### Task to complete:
Every entry must be repeated exactly. Exclude all pictures.

---------- Listed entries

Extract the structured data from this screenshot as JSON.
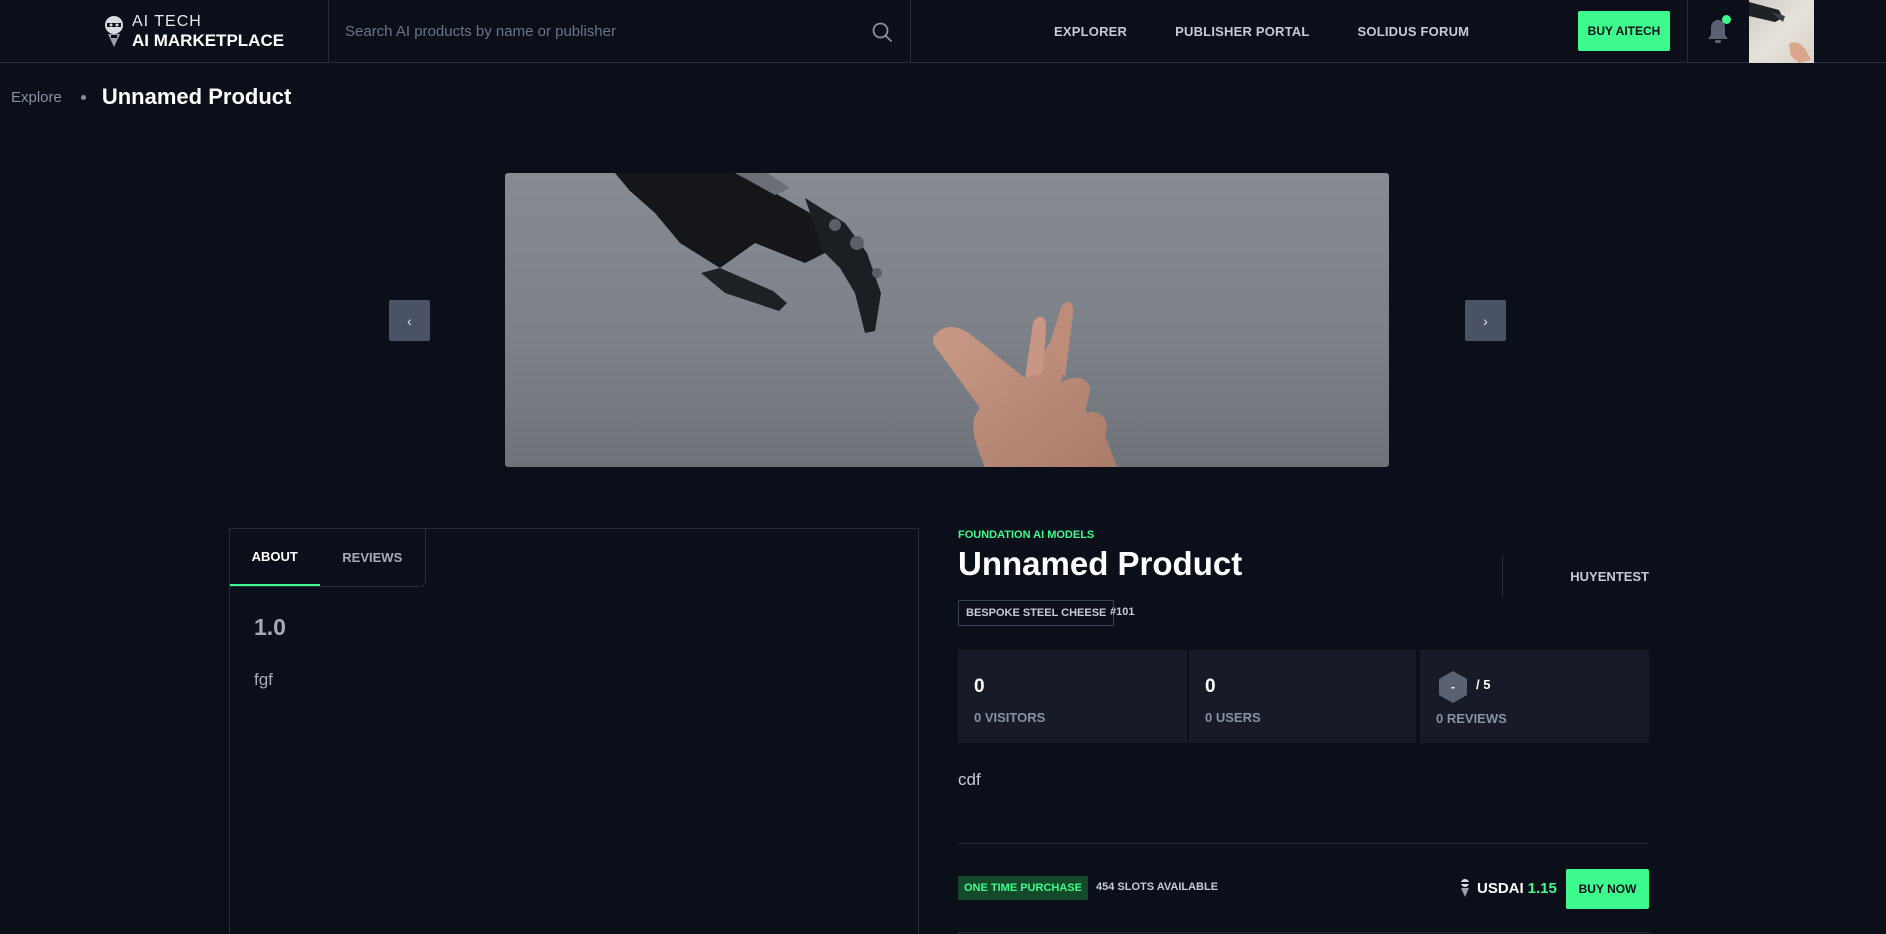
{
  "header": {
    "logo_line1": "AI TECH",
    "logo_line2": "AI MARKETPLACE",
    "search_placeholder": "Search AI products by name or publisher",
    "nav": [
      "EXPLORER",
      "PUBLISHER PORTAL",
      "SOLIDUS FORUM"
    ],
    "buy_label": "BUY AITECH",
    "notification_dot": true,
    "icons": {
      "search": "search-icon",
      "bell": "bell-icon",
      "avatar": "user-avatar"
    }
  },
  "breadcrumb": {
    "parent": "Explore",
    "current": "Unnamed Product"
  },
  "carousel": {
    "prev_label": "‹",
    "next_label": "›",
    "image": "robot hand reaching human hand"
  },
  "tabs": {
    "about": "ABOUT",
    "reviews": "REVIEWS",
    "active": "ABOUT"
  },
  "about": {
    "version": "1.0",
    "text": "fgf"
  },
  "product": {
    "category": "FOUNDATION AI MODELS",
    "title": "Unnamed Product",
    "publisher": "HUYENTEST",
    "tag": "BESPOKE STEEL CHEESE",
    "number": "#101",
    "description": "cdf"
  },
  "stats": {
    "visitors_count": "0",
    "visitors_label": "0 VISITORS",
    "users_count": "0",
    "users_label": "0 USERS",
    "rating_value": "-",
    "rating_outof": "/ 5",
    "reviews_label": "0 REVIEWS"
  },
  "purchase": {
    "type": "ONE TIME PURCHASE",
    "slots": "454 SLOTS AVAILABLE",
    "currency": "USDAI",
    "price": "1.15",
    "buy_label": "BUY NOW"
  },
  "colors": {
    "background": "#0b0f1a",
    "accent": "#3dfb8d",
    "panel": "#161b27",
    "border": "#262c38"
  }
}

--------------------

### Answer to this task:
Extract the structured data from this screenshot as JSON.
{
  "header": {
    "logo_line1": "AI TECH",
    "logo_line2": "AI MARKETPLACE",
    "search_placeholder": "Search AI products by name or publisher",
    "nav": [
      "EXPLORER",
      "PUBLISHER PORTAL",
      "SOLIDUS FORUM"
    ],
    "buy_label": "BUY AITECH",
    "notification_dot": true,
    "icons": {
      "search": "search-icon",
      "bell": "bell-icon",
      "avatar": "user-avatar"
    }
  },
  "breadcrumb": {
    "parent": "Explore",
    "current": "Unnamed Product"
  },
  "carousel": {
    "prev_label": "‹",
    "next_label": "›",
    "image": "robot hand reaching human hand"
  },
  "tabs": {
    "about": "ABOUT",
    "reviews": "REVIEWS",
    "active": "ABOUT"
  },
  "about": {
    "version": "1.0",
    "text": "fgf"
  },
  "product": {
    "category": "FOUNDATION AI MODELS",
    "title": "Unnamed Product",
    "publisher": "HUYENTEST",
    "tag": "BESPOKE STEEL CHEESE",
    "number": "#101",
    "description": "cdf"
  },
  "stats": {
    "visitors_count": "0",
    "visitors_label": "0 VISITORS",
    "users_count": "0",
    "users_label": "0 USERS",
    "rating_value": "-",
    "rating_outof": "/ 5",
    "reviews_label": "0 REVIEWS"
  },
  "purchase": {
    "type": "ONE TIME PURCHASE",
    "slots": "454 SLOTS AVAILABLE",
    "currency": "USDAI",
    "price": "1.15",
    "buy_label": "BUY NOW"
  },
  "colors": {
    "background": "#0b0f1a",
    "accent": "#3dfb8d",
    "panel": "#161b27",
    "border": "#262c38"
  }
}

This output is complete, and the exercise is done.